Determine the number of lines holding the word "JSON"; answer with that number only.

The input:

'''

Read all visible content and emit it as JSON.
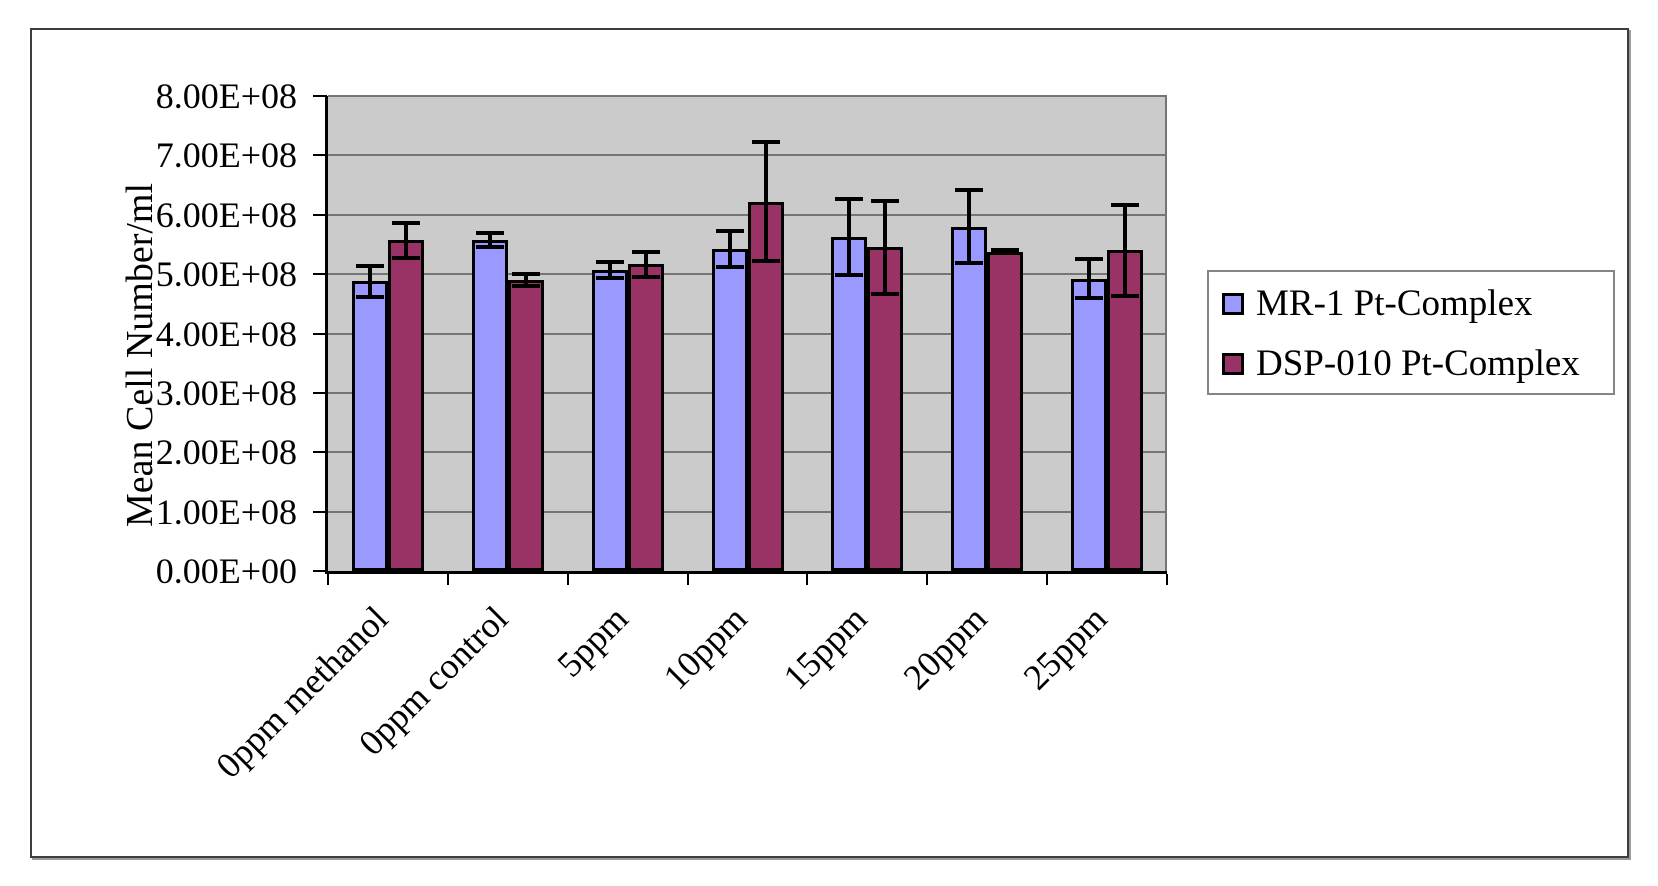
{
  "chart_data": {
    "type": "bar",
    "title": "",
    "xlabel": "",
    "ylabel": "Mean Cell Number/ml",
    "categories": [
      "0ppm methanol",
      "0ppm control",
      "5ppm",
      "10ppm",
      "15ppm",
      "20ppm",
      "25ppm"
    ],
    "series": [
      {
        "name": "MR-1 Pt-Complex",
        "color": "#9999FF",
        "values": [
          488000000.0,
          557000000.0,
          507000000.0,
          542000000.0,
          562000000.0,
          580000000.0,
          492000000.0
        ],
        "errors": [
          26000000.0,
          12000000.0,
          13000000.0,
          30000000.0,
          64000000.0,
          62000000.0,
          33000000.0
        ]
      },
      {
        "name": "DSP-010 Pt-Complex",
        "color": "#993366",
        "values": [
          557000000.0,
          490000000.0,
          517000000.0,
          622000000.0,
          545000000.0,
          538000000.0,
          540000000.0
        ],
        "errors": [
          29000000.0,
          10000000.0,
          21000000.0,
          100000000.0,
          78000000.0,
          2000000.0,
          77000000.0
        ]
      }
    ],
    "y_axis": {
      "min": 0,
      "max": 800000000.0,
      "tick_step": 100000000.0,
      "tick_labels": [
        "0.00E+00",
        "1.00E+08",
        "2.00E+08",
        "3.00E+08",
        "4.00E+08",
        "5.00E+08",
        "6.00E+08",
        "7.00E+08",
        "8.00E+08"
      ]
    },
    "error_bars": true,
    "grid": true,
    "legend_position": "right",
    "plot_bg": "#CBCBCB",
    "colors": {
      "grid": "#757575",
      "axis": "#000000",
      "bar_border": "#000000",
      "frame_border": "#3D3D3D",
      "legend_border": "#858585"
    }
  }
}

'''
'''

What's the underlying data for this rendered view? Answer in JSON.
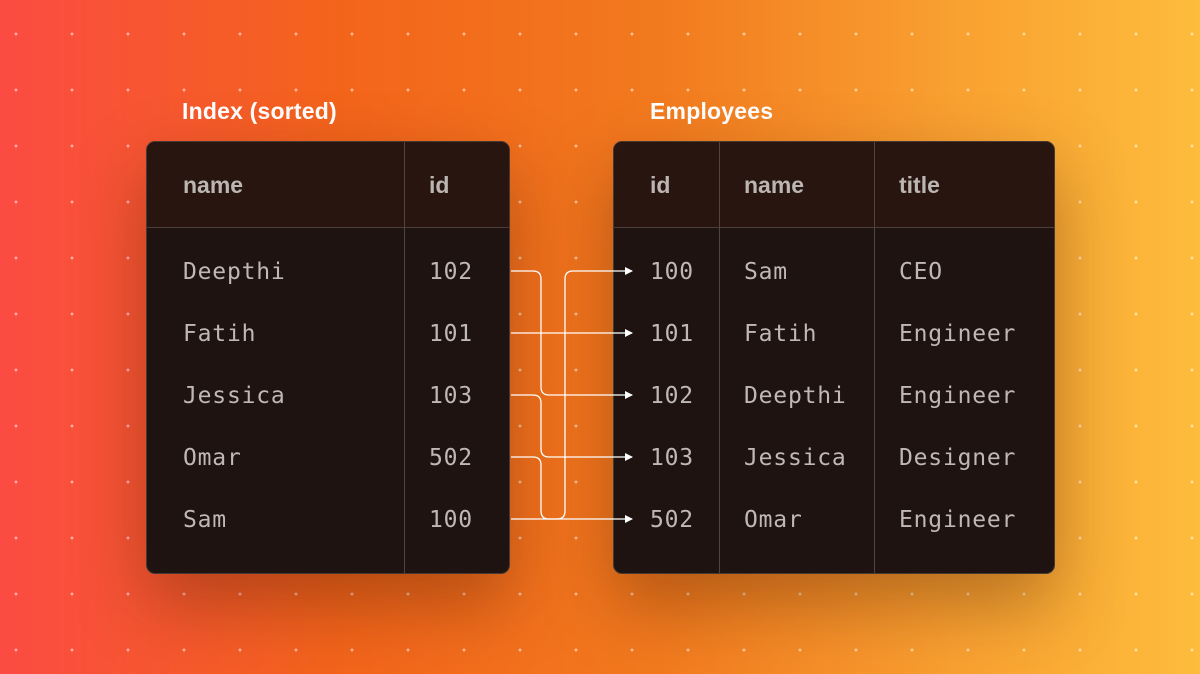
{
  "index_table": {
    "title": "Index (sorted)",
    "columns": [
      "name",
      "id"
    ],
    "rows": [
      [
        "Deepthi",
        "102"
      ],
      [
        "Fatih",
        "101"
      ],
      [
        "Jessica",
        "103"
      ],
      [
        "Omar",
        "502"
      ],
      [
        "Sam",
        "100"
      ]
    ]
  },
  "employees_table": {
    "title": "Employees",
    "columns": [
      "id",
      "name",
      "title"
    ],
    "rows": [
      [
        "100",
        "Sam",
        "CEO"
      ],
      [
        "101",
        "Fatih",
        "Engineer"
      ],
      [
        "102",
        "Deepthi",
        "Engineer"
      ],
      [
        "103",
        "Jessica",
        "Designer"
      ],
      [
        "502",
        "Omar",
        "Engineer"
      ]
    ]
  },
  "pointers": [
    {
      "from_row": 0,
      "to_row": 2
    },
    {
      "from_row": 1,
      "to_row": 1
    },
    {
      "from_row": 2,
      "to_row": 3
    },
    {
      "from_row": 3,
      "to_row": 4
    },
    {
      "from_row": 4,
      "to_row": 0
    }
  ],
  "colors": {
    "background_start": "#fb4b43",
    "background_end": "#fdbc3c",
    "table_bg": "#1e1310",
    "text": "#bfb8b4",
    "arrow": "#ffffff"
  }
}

'''

Solution for this task: 2